→ **WORK TASK**
Repeat everything in the Mohammed Kaliel biography from "Mohammed Bello Kaliel" down to "until July 1978.", word for word.

→ **EXCERPT TO READ**

____________________

Federal Minister of Water Resources
- In office 1999 – 13 June 2001

Commander of the Brigade of Guards
- In office 1981–1984
- Preceded by: Brig. Mamman Vatsa
- Succeeded by: Lt-Col. Sabo Aliyu

Governor of Bauchi State
- In office March 1976 – July 1978
- Succeeded by: Garba Duba

Personal details
- Born: 17 June 1944 Kebbi State, Nigeria
- Died: 10 March 2015 (aged 70)

Military service
- Allegiance: Nigeria
- Branch/service: Nigerian Army
- Years of service: 1967 - 1984
- Rank: Colonel

= Mohammed Kaliel =

Nigerian politician

Mohammed Bello Kaliel (died 10 March 2015) was a Nigerian Army Colonel and the first Governor of Bauchi State, Nigeria after it was created on 3 February 1976 when North-Eastern State was divided into Bauchi, Borno, and Gongola states, during the military regime of General Olusegun Obasanjo. He held office until July 1978.

____________________

→ **DATASET**
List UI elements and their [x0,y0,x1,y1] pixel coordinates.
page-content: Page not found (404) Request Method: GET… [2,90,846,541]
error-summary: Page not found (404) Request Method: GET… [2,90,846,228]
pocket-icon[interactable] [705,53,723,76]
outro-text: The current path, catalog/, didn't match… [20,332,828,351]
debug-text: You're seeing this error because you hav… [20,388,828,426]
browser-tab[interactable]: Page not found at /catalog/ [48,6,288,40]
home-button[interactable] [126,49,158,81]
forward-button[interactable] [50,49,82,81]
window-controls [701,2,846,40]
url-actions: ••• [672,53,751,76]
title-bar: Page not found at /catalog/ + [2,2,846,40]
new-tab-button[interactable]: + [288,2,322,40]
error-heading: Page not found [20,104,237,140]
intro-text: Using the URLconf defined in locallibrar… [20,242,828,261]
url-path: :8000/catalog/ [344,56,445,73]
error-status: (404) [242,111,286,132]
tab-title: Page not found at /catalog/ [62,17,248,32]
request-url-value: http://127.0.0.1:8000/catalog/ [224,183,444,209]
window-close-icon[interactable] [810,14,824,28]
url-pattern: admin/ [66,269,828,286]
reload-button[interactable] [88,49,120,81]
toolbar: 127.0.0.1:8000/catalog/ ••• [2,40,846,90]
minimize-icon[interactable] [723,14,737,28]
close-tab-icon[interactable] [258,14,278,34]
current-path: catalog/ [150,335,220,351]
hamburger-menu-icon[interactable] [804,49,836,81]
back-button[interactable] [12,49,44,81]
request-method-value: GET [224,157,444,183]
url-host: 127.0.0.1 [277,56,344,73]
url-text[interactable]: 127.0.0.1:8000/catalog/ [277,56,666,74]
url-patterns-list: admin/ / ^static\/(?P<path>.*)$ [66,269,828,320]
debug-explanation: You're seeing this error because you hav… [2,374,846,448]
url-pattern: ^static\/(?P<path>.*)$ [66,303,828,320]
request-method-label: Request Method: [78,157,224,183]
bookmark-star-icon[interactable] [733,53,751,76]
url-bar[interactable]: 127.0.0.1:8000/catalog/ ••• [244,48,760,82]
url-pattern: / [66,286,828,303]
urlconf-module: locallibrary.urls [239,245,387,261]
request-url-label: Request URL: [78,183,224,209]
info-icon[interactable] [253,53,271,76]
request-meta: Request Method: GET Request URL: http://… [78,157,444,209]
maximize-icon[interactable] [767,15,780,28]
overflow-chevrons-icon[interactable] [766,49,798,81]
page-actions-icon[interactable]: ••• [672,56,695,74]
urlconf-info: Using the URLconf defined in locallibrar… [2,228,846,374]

____________________

→ **RESULT OF THE EXERCISE**
Mohammed Bello Kaliel (died 10 March 2015) was a Nigerian Army Colonel and the first Governor of Bauchi State, Nigeria after it was created on 3 February 1976 when North-Eastern State was divided into Bauchi, Borno, and Gongola states, during the military regime of General Olusegun Obasanjo. He held office until July 1978.